Directive
Make an exact copy of all the material below, apart from the pictures.

Given records
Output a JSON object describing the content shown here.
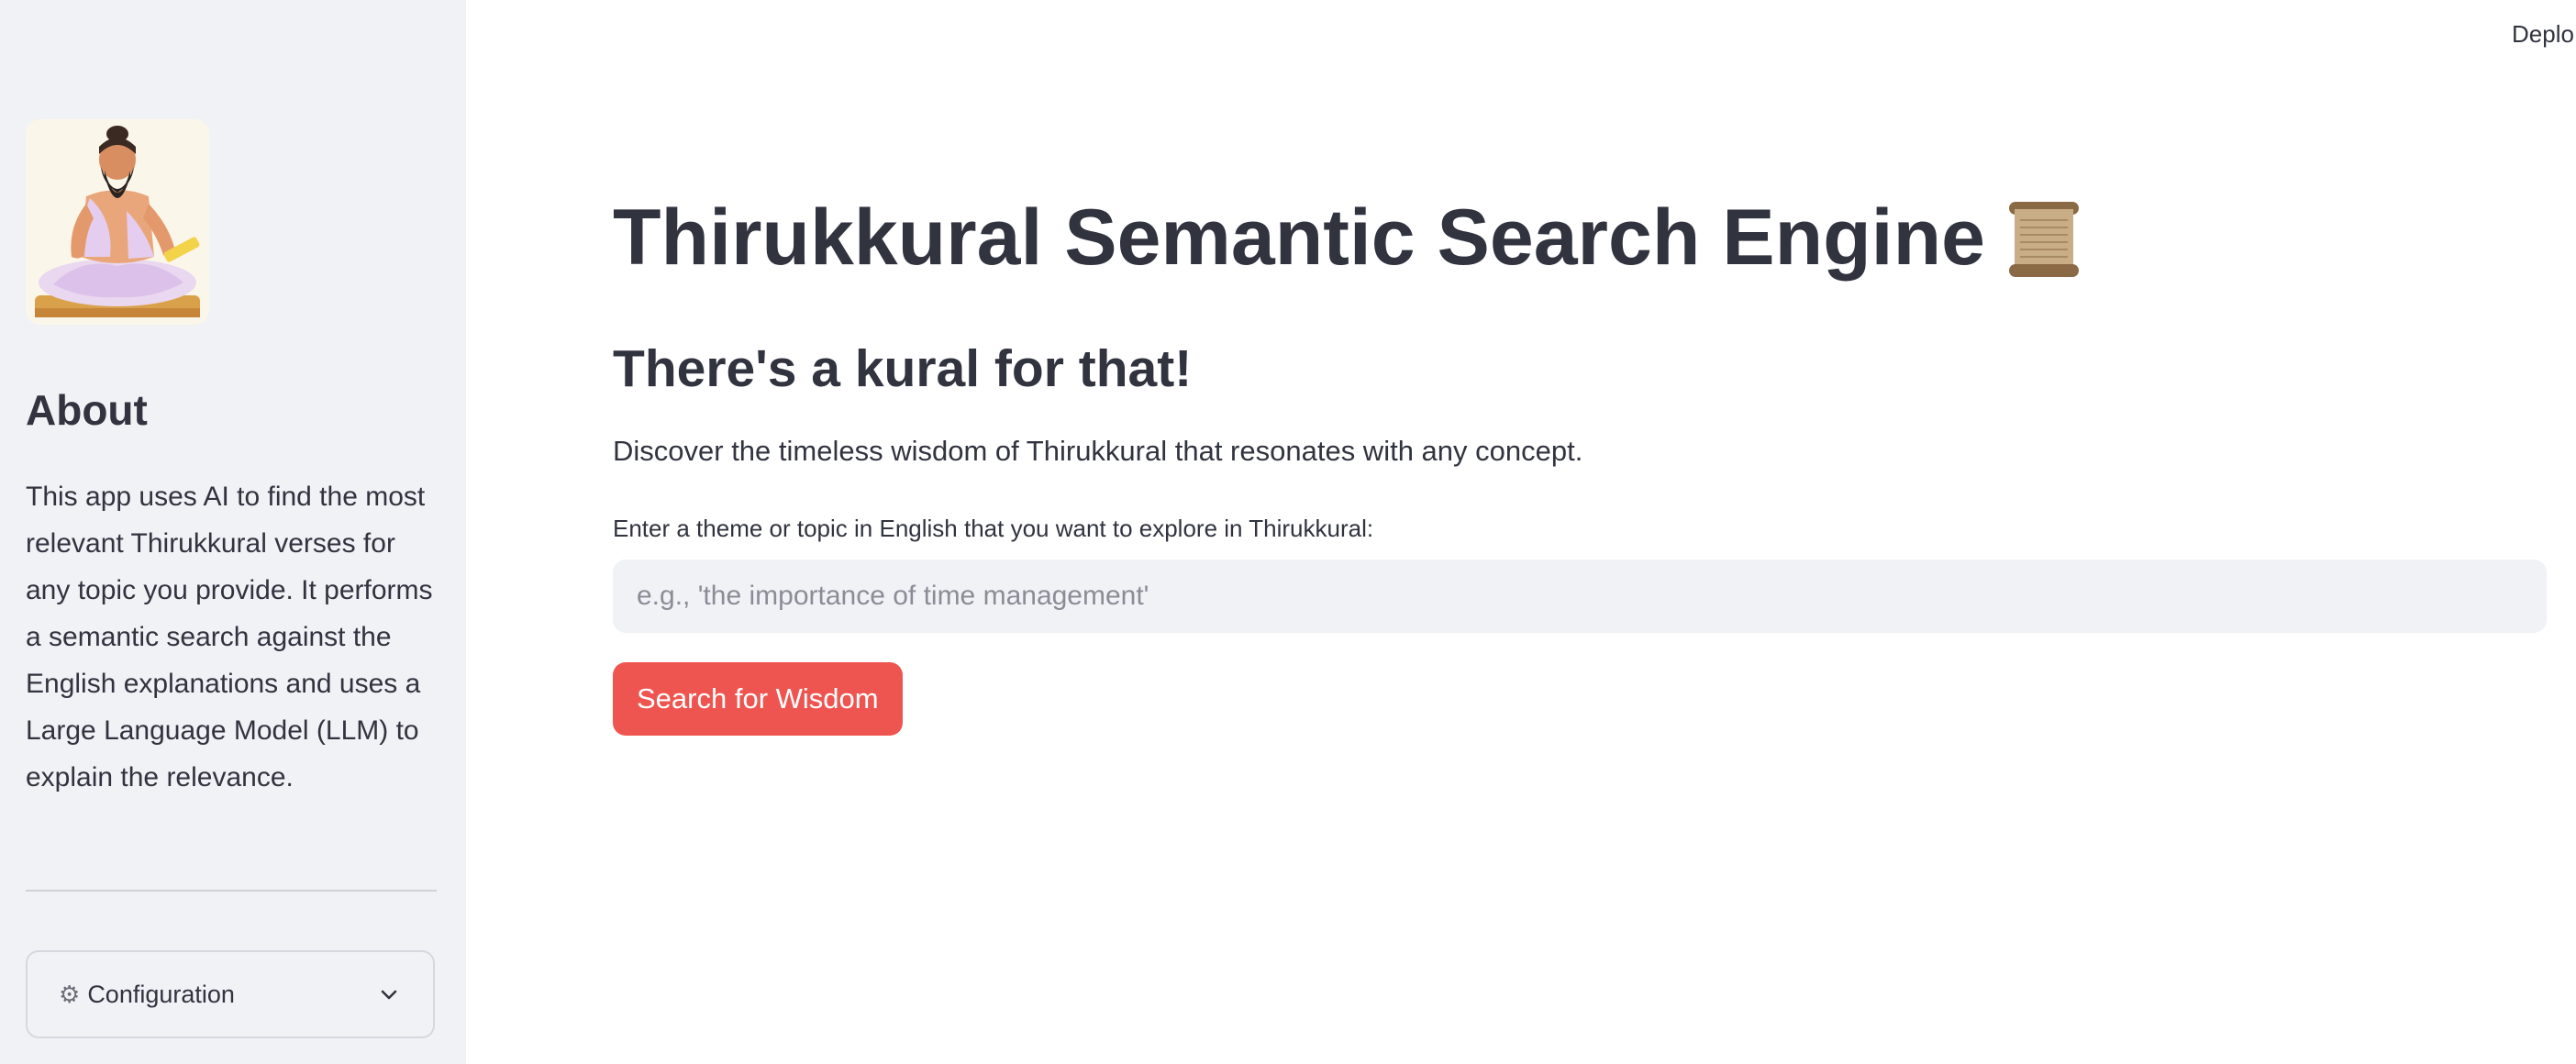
{
  "header": {
    "deploy_label": "Deplo"
  },
  "sidebar": {
    "avatar_icon": "thiruvalluvar-portrait",
    "about_title": "About",
    "about_text": "This app uses AI to find the most relevant Thirukkural verses for any topic you provide. It performs a semantic search against the English explanations and uses a Large Language Model (LLM) to explain the relevance.",
    "config": {
      "icon": "gear-icon",
      "label": "Configuration",
      "chevron": "chevron-down-icon"
    }
  },
  "main": {
    "title": "Thirukkural Semantic Search Engine",
    "title_icon": "scroll-icon",
    "subtitle": "There's a kural for that!",
    "description": "Discover the timeless wisdom of Thirukkural that resonates with any concept.",
    "input_label": "Enter a theme or topic in English that you want to explore in Thirukkural:",
    "input_value": "",
    "input_placeholder": "e.g., 'the importance of time management'",
    "button_label": "Search for Wisdom"
  },
  "colors": {
    "sidebar_bg": "#f0f2f6",
    "text": "#31333f",
    "primary_button": "#ef5550",
    "input_bg": "#f0f2f6"
  }
}
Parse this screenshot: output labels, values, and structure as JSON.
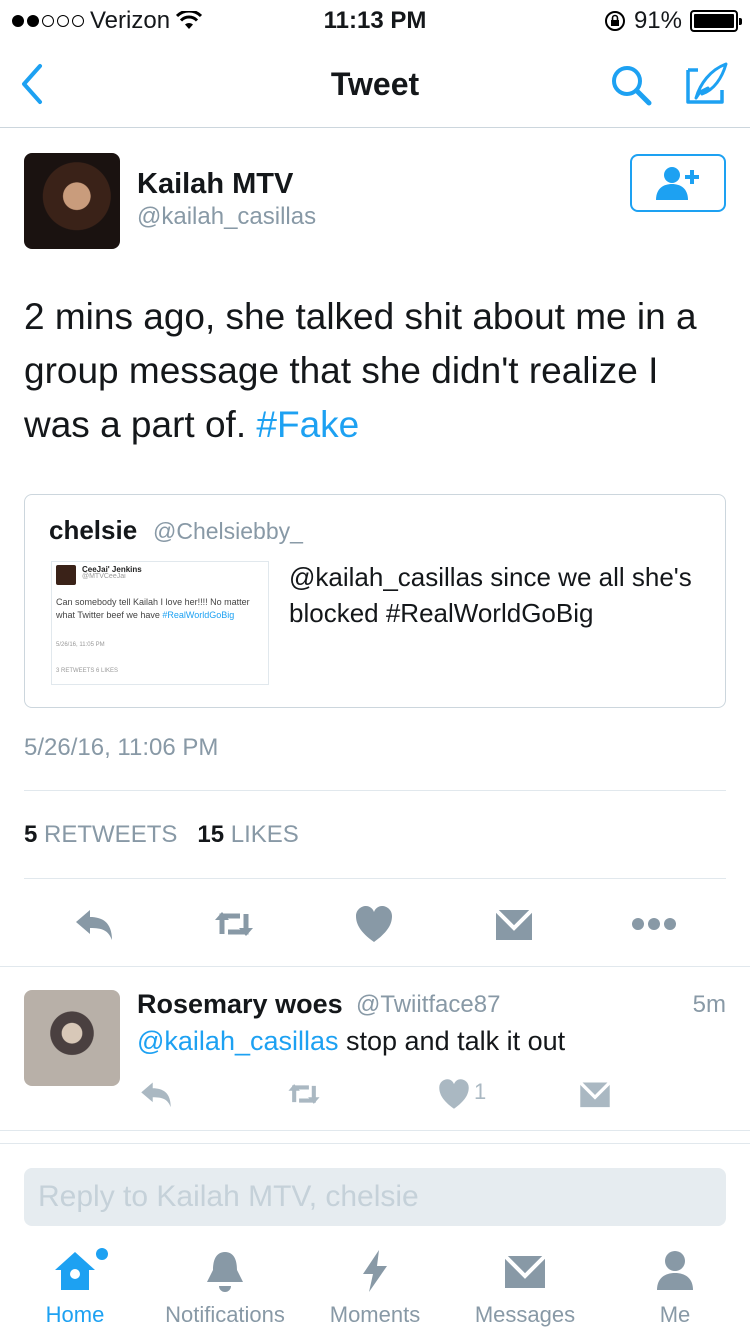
{
  "status_bar": {
    "carrier": "Verizon",
    "time": "11:13 PM",
    "battery": "91%",
    "battery_level": 0.91
  },
  "nav": {
    "title": "Tweet"
  },
  "tweet": {
    "author_name": "Kailah MTV",
    "author_handle": "@kailah_casillas",
    "text": "2 mins ago, she talked shit about me in a group message that she didn't realize I was a part of. ",
    "hashtag": "#Fake",
    "timestamp": "5/26/16, 11:06 PM",
    "retweets_count": "5",
    "retweets_label": "RETWEETS",
    "likes_count": "15",
    "likes_label": "LIKES"
  },
  "quoted": {
    "name": "chelsie",
    "handle": "@Chelsiebby_",
    "text": "@kailah_casillas since we all she's blocked #RealWorldGoBig",
    "image": {
      "name": "CeeJai' Jenkins",
      "handle": "@MTVCeeJai",
      "text": "Can somebody tell Kailah I love her!!!! No matter what Twitter beef we have ",
      "tag": "#RealWorldGoBig",
      "date": "5/26/16, 11:05 PM",
      "stats": "3 RETWEETS  6 LIKES"
    }
  },
  "reply": {
    "name": "Rosemary woes",
    "handle": "@Twiitface87",
    "time": "5m",
    "mention": "@kailah_casillas",
    "text": " stop and talk it out",
    "likes": "1"
  },
  "reply_box": {
    "placeholder": "Reply to Kailah MTV, chelsie"
  },
  "tabs": [
    {
      "label": "Home",
      "icon": "home-icon",
      "active": true
    },
    {
      "label": "Notifications",
      "icon": "bell-icon"
    },
    {
      "label": "Moments",
      "icon": "lightning-icon"
    },
    {
      "label": "Messages",
      "icon": "envelope-icon"
    },
    {
      "label": "Me",
      "icon": "person-icon"
    }
  ],
  "colors": {
    "accent": "#1da1f2",
    "muted": "#8899a6",
    "icon": "#aab8c2"
  }
}
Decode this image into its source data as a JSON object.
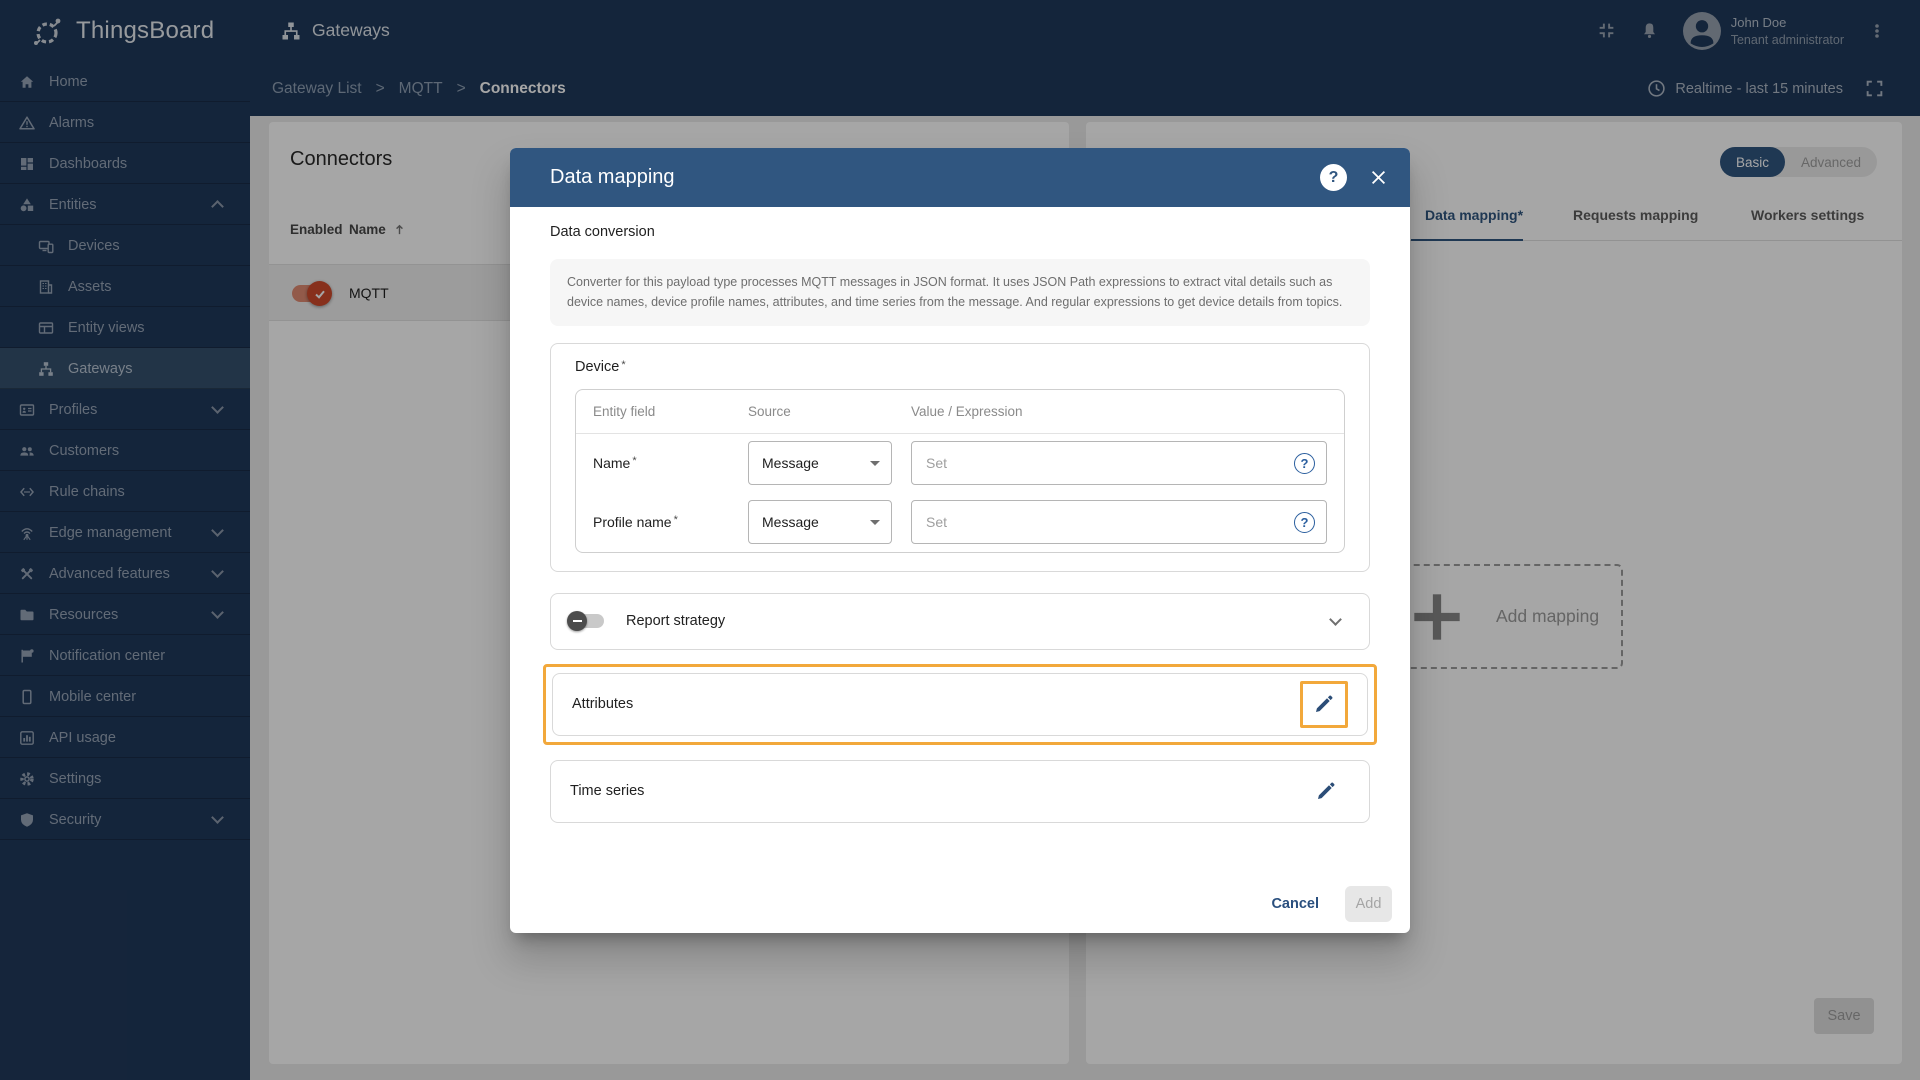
{
  "brand": {
    "name": "ThingsBoard"
  },
  "topbar": {
    "module_title": "Gateways",
    "user": {
      "name": "John Doe",
      "role": "Tenant administrator"
    }
  },
  "breadcrumb": {
    "items": [
      "Gateway List",
      "MQTT",
      "Connectors"
    ],
    "separator": ">"
  },
  "timewindow": {
    "label": "Realtime - last 15 minutes"
  },
  "sidebar": {
    "items": [
      {
        "label": "Home",
        "icon": "home"
      },
      {
        "label": "Alarms",
        "icon": "alarms"
      },
      {
        "label": "Dashboards",
        "icon": "dashboards"
      },
      {
        "label": "Entities",
        "icon": "entities",
        "expanded": true
      },
      {
        "label": "Devices",
        "icon": "devices",
        "child": true
      },
      {
        "label": "Assets",
        "icon": "assets",
        "child": true
      },
      {
        "label": "Entity views",
        "icon": "entity-views",
        "child": true
      },
      {
        "label": "Gateways",
        "icon": "gateways",
        "child": true,
        "active": true
      },
      {
        "label": "Profiles",
        "icon": "profiles",
        "collapsible": true
      },
      {
        "label": "Customers",
        "icon": "customers"
      },
      {
        "label": "Rule chains",
        "icon": "rule-chains"
      },
      {
        "label": "Edge management",
        "icon": "edge-management",
        "collapsible": true
      },
      {
        "label": "Advanced features",
        "icon": "advanced-features",
        "collapsible": true
      },
      {
        "label": "Resources",
        "icon": "resources",
        "collapsible": true
      },
      {
        "label": "Notification center",
        "icon": "notification-center"
      },
      {
        "label": "Mobile center",
        "icon": "mobile-center"
      },
      {
        "label": "API usage",
        "icon": "api-usage"
      },
      {
        "label": "Settings",
        "icon": "settings"
      },
      {
        "label": "Security",
        "icon": "security",
        "collapsible": true
      }
    ]
  },
  "connectors_panel": {
    "title": "Connectors",
    "columns": [
      "Enabled",
      "Name"
    ],
    "rows": [
      {
        "name": "MQTT",
        "enabled": true
      }
    ]
  },
  "right_panel": {
    "mode_toggle": {
      "options": [
        "Basic",
        "Advanced"
      ],
      "selected": "Basic"
    },
    "tabs": [
      {
        "label": "Data mapping*",
        "active": true
      },
      {
        "label": "Requests mapping",
        "active": false
      },
      {
        "label": "Workers settings",
        "active": false
      }
    ],
    "add_mapping_label": "Add mapping",
    "save_label": "Save"
  },
  "modal": {
    "title": "Data mapping",
    "data_conversion": {
      "title": "Data conversion",
      "description": "Converter for this payload type processes MQTT messages in JSON format. It uses JSON Path expressions to extract vital details such as device names, device profile names, attributes, and time series from the message. And regular expressions to get device details from topics."
    },
    "device": {
      "title": "Device",
      "required_marker": "*",
      "columns": [
        "Entity field",
        "Source",
        "Value / Expression"
      ],
      "rows": [
        {
          "field": "Name",
          "required": true,
          "source": "Message",
          "value_placeholder": "Set"
        },
        {
          "field": "Profile name",
          "required": true,
          "source": "Message",
          "value_placeholder": "Set"
        }
      ]
    },
    "report_strategy": {
      "label": "Report strategy",
      "enabled": false
    },
    "attributes": {
      "label": "Attributes",
      "highlighted": true
    },
    "time_series": {
      "label": "Time series"
    },
    "footer": {
      "cancel_label": "Cancel",
      "add_label": "Add",
      "add_enabled": false
    }
  },
  "icons": {
    "question": "?"
  },
  "colors": {
    "primary": "#305680",
    "sidebar_bg": "#20395b",
    "accent_toggle": "#d04a2b",
    "highlight_orange": "#f2a83b",
    "tab_active": "#305680"
  }
}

Right answer
Output a JSON object describing the content shown here.
{
  "header": {
    "deploy_label": "Deplo"
  },
  "sidebar": {
    "avatar_icon": "thiruvalluvar-portrait",
    "about_title": "About",
    "about_text": "This app uses AI to find the most relevant Thirukkural verses for any topic you provide. It performs a semantic search against the English explanations and uses a Large Language Model (LLM) to explain the relevance.",
    "config": {
      "icon": "gear-icon",
      "label": "Configuration",
      "chevron": "chevron-down-icon"
    }
  },
  "main": {
    "title": "Thirukkural Semantic Search Engine",
    "title_icon": "scroll-icon",
    "subtitle": "There's a kural for that!",
    "description": "Discover the timeless wisdom of Thirukkural that resonates with any concept.",
    "input_label": "Enter a theme or topic in English that you want to explore in Thirukkural:",
    "input_value": "",
    "input_placeholder": "e.g., 'the importance of time management'",
    "button_label": "Search for Wisdom"
  },
  "colors": {
    "sidebar_bg": "#f0f2f6",
    "text": "#31333f",
    "primary_button": "#ef5550",
    "input_bg": "#f0f2f6"
  }
}
Parse this screenshot: output labels, values, and structure as JSON.
{
  "status_bar": {
    "carrier": "Verizon",
    "time": "11:13 PM",
    "battery": "91%",
    "battery_level": 0.91
  },
  "nav": {
    "title": "Tweet"
  },
  "tweet": {
    "author_name": "Kailah MTV",
    "author_handle": "@kailah_casillas",
    "text": "2 mins ago, she talked shit about me in a group message that she didn't realize I was a part of. ",
    "hashtag": "#Fake",
    "timestamp": "5/26/16, 11:06 PM",
    "retweets_count": "5",
    "retweets_label": "RETWEETS",
    "likes_count": "15",
    "likes_label": "LIKES"
  },
  "quoted": {
    "name": "chelsie",
    "handle": "@Chelsiebby_",
    "text": "@kailah_casillas since we all she's blocked #RealWorldGoBig",
    "image": {
      "name": "CeeJai' Jenkins",
      "handle": "@MTVCeeJai",
      "text": "Can somebody tell Kailah I love her!!!! No matter what Twitter beef we have ",
      "tag": "#RealWorldGoBig",
      "date": "5/26/16, 11:05 PM",
      "stats": "3 RETWEETS  6 LIKES"
    }
  },
  "reply": {
    "name": "Rosemary woes",
    "handle": "@Twiitface87",
    "time": "5m",
    "mention": "@kailah_casillas",
    "text": " stop and talk it out",
    "likes": "1"
  },
  "reply_box": {
    "placeholder": "Reply to Kailah MTV, chelsie"
  },
  "tabs": [
    {
      "label": "Home",
      "icon": "home-icon",
      "active": true
    },
    {
      "label": "Notifications",
      "icon": "bell-icon"
    },
    {
      "label": "Moments",
      "icon": "lightning-icon"
    },
    {
      "label": "Messages",
      "icon": "envelope-icon"
    },
    {
      "label": "Me",
      "icon": "person-icon"
    }
  ],
  "colors": {
    "accent": "#1da1f2",
    "muted": "#8899a6",
    "icon": "#aab8c2"
  }
}
Decode this image into its source data as a JSON object.
{
  "brand": {
    "name": "ThingsBoard"
  },
  "topbar": {
    "module_title": "Gateways",
    "user": {
      "name": "John Doe",
      "role": "Tenant administrator"
    }
  },
  "breadcrumb": {
    "items": [
      "Gateway List",
      "MQTT",
      "Connectors"
    ],
    "separator": ">"
  },
  "timewindow": {
    "label": "Realtime - last 15 minutes"
  },
  "sidebar": {
    "items": [
      {
        "label": "Home",
        "icon": "home"
      },
      {
        "label": "Alarms",
        "icon": "alarms"
      },
      {
        "label": "Dashboards",
        "icon": "dashboards"
      },
      {
        "label": "Entities",
        "icon": "entities",
        "expanded": true
      },
      {
        "label": "Devices",
        "icon": "devices",
        "child": true
      },
      {
        "label": "Assets",
        "icon": "assets",
        "child": true
      },
      {
        "label": "Entity views",
        "icon": "entity-views",
        "child": true
      },
      {
        "label": "Gateways",
        "icon": "gateways",
        "child": true,
        "active": true
      },
      {
        "label": "Profiles",
        "icon": "profiles",
        "collapsible": true
      },
      {
        "label": "Customers",
        "icon": "customers"
      },
      {
        "label": "Rule chains",
        "icon": "rule-chains"
      },
      {
        "label": "Edge management",
        "icon": "edge-management",
        "collapsible": true
      },
      {
        "label": "Advanced features",
        "icon": "advanced-features",
        "collapsible": true
      },
      {
        "label": "Resources",
        "icon": "resources",
        "collapsible": true
      },
      {
        "label": "Notification center",
        "icon": "notification-center"
      },
      {
        "label": "Mobile center",
        "icon": "mobile-center"
      },
      {
        "label": "API usage",
        "icon": "api-usage"
      },
      {
        "label": "Settings",
        "icon": "settings"
      },
      {
        "label": "Security",
        "icon": "security",
        "collapsible": true
      }
    ]
  },
  "connectors_panel": {
    "title": "Connectors",
    "columns": [
      "Enabled",
      "Name"
    ],
    "rows": [
      {
        "name": "MQTT",
        "enabled": true
      }
    ]
  },
  "right_panel": {
    "mode_toggle": {
      "options": [
        "Basic",
        "Advanced"
      ],
      "selected": "Basic"
    },
    "tabs": [
      {
        "label": "Data mapping*",
        "active": true
      },
      {
        "label": "Requests mapping",
        "active": false
      },
      {
        "label": "Workers settings",
        "active": false
      }
    ],
    "add_mapping_label": "Add mapping",
    "save_label": "Save"
  },
  "modal": {
    "title": "Data mapping",
    "data_conversion": {
      "title": "Data conversion",
      "description": "Converter for this payload type processes MQTT messages in JSON format. It uses JSON Path expressions to extract vital details such as device names, device profile names, attributes, and time series from the message. And regular expressions to get device details from topics."
    },
    "device": {
      "title": "Device",
      "required_marker": "*",
      "columns": [
        "Entity field",
        "Source",
        "Value / Expression"
      ],
      "rows": [
        {
          "field": "Name",
          "required": true,
          "source": "Message",
          "value_placeholder": "Set"
        },
        {
          "field": "Profile name",
          "required": true,
          "source": "Message",
          "value_placeholder": "Set"
        }
      ]
    },
    "report_strategy": {
      "label": "Report strategy",
      "enabled": false
    },
    "attributes": {
      "label": "Attributes",
      "highlighted": true
    },
    "time_series": {
      "label": "Time series"
    },
    "footer": {
      "cancel_label": "Cancel",
      "add_label": "Add",
      "add_enabled": false
    }
  },
  "icons": {
    "question": "?"
  },
  "colors": {
    "primary": "#305680",
    "sidebar_bg": "#20395b",
    "accent_toggle": "#d04a2b",
    "highlight_orange": "#f2a83b",
    "tab_active": "#305680"
  }
}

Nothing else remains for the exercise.